> [What you need to do]:
Can you print every record below exactly as written?

==== Information supplied

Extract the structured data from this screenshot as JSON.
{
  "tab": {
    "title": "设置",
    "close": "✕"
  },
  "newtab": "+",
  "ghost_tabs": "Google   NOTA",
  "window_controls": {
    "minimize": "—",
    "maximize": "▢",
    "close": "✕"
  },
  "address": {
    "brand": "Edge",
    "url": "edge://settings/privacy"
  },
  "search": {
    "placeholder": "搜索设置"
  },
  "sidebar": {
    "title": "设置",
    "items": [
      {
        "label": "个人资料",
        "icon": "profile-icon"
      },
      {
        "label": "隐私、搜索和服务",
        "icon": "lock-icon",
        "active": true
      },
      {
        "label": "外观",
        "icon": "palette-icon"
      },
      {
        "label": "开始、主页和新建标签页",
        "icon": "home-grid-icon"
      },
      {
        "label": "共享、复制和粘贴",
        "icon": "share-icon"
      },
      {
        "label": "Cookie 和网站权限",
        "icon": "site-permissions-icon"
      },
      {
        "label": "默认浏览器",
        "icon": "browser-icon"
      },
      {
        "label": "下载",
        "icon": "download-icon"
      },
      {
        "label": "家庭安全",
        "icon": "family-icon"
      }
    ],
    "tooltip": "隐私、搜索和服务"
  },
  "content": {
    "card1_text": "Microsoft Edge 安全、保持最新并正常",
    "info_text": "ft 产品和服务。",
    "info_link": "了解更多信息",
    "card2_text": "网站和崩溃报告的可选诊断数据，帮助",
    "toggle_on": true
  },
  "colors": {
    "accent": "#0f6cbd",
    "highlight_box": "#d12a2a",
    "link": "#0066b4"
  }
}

========

> [Solution to the problem]:
Extract the structured data from this screenshot as JSON.
{
  "tab": {
    "title": "设置",
    "close": "✕"
  },
  "newtab": "+",
  "ghost_tabs": "Google   NOTA",
  "window_controls": {
    "minimize": "—",
    "maximize": "▢",
    "close": "✕"
  },
  "address": {
    "brand": "Edge",
    "url": "edge://settings/privacy"
  },
  "search": {
    "placeholder": "搜索设置"
  },
  "sidebar": {
    "title": "设置",
    "items": [
      {
        "label": "个人资料",
        "icon": "profile-icon"
      },
      {
        "label": "隐私、搜索和服务",
        "icon": "lock-icon",
        "active": true
      },
      {
        "label": "外观",
        "icon": "palette-icon"
      },
      {
        "label": "开始、主页和新建标签页",
        "icon": "home-grid-icon"
      },
      {
        "label": "共享、复制和粘贴",
        "icon": "share-icon"
      },
      {
        "label": "Cookie 和网站权限",
        "icon": "site-permissions-icon"
      },
      {
        "label": "默认浏览器",
        "icon": "browser-icon"
      },
      {
        "label": "下载",
        "icon": "download-icon"
      },
      {
        "label": "家庭安全",
        "icon": "family-icon"
      }
    ],
    "tooltip": "隐私、搜索和服务"
  },
  "content": {
    "card1_text": "Microsoft Edge 安全、保持最新并正常",
    "info_text": "ft 产品和服务。",
    "info_link": "了解更多信息",
    "card2_text": "网站和崩溃报告的可选诊断数据，帮助",
    "toggle_on": true
  },
  "colors": {
    "accent": "#0f6cbd",
    "highlight_box": "#d12a2a",
    "link": "#0066b4"
  }
}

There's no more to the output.